'''

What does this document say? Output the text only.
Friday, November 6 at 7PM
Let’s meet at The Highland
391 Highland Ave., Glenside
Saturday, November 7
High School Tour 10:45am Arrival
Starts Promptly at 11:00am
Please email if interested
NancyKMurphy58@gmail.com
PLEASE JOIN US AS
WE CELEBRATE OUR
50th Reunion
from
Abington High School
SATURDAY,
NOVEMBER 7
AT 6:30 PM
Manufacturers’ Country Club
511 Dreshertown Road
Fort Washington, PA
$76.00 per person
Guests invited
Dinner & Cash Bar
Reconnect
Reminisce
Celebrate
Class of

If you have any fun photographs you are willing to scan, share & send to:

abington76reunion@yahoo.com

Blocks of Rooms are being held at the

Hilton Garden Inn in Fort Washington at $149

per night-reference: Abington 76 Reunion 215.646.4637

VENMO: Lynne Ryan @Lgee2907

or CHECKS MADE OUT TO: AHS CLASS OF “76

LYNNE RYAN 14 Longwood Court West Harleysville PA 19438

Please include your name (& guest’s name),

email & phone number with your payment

'''

- _Exercise instructions_:
Each line of the material should be echoed exactly.

- _Worked solution_:
What does this document say? Output the text only.
Friday, November 6 at 7PM
Let’s meet at The Highland
391 Highland Ave., Glenside
Saturday, November 7
High School Tour 10:45am Arrival
Starts Promptly at 11:00am
Please email if interested
NancyKMurphy58@gmail.com
PLEASE JOIN US AS
WE CELEBRATE OUR
50th Reunion
from
Abington High School
SATURDAY,
NOVEMBER 7
AT 6:30 PM
Manufacturers’ Country Club
511 Dreshertown Road
Fort Washington, PA
$76.00 per person
Guests invited
Dinner & Cash Bar
Reconnect
Reminisce
Celebrate
Class of

If you have any fun photographs you are willing to scan, share & send to:

abington76reunion@yahoo.com

Blocks of Rooms are being held at the

Hilton Garden Inn in Fort Washington at $149

per night-reference: Abington 76 Reunion 215.646.4637

VENMO: Lynne Ryan @Lgee2907

or CHECKS MADE OUT TO: AHS CLASS OF “76

LYNNE RYAN 14 Longwood Court West Harleysville PA 19438

Please include your name (& guest’s name),

email & phone number with your payment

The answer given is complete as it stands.